▸ **WRITTEN INSTRUCTION**:
Copy the entries below exactly. Images do not belong in the copy.

___ AVAILABLE RECORDS

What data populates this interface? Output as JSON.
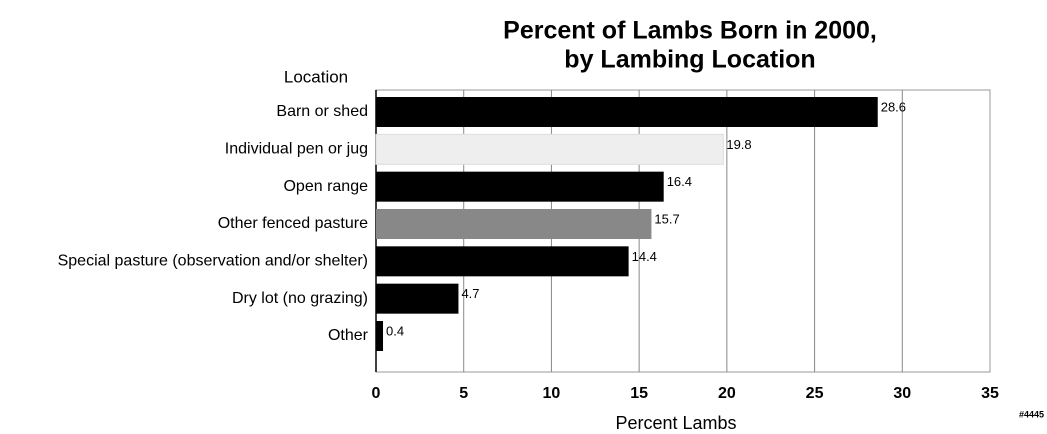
{
  "chart_data": {
    "type": "bar",
    "orientation": "horizontal",
    "title": [
      "Percent of Lambs Born in 2000,",
      "by Lambing Location"
    ],
    "y_label": "Location",
    "x_label": "Percent Lambs",
    "annotation": "#4445",
    "categories": [
      "Barn or shed",
      "Individual pen or jug",
      "Open range",
      "Other fenced pasture",
      "Special pasture (observation and/or shelter)",
      "Dry lot (no grazing)",
      "Other"
    ],
    "values": [
      28.6,
      19.8,
      16.4,
      15.7,
      14.4,
      4.7,
      0.4
    ],
    "colors": [
      "#000000",
      "#eeeeee",
      "#000000",
      "#888888",
      "#000000",
      "#000000",
      "#000000"
    ],
    "xlim": [
      0,
      35
    ],
    "xticks": [
      0,
      5,
      10,
      15,
      20,
      25,
      30,
      35
    ],
    "grid": true
  }
}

______

▸ **TASK SOLUTION**:
What data populates this interface? Output as JSON.
{
  "chart_data": {
    "type": "bar",
    "orientation": "horizontal",
    "title": [
      "Percent of Lambs Born in 2000,",
      "by Lambing Location"
    ],
    "y_label": "Location",
    "x_label": "Percent Lambs",
    "annotation": "#4445",
    "categories": [
      "Barn or shed",
      "Individual pen or jug",
      "Open range",
      "Other fenced pasture",
      "Special pasture (observation and/or shelter)",
      "Dry lot (no grazing)",
      "Other"
    ],
    "values": [
      28.6,
      19.8,
      16.4,
      15.7,
      14.4,
      4.7,
      0.4
    ],
    "colors": [
      "#000000",
      "#eeeeee",
      "#000000",
      "#888888",
      "#000000",
      "#000000",
      "#000000"
    ],
    "xlim": [
      0,
      35
    ],
    "xticks": [
      0,
      5,
      10,
      15,
      20,
      25,
      30,
      35
    ],
    "grid": true
  }
}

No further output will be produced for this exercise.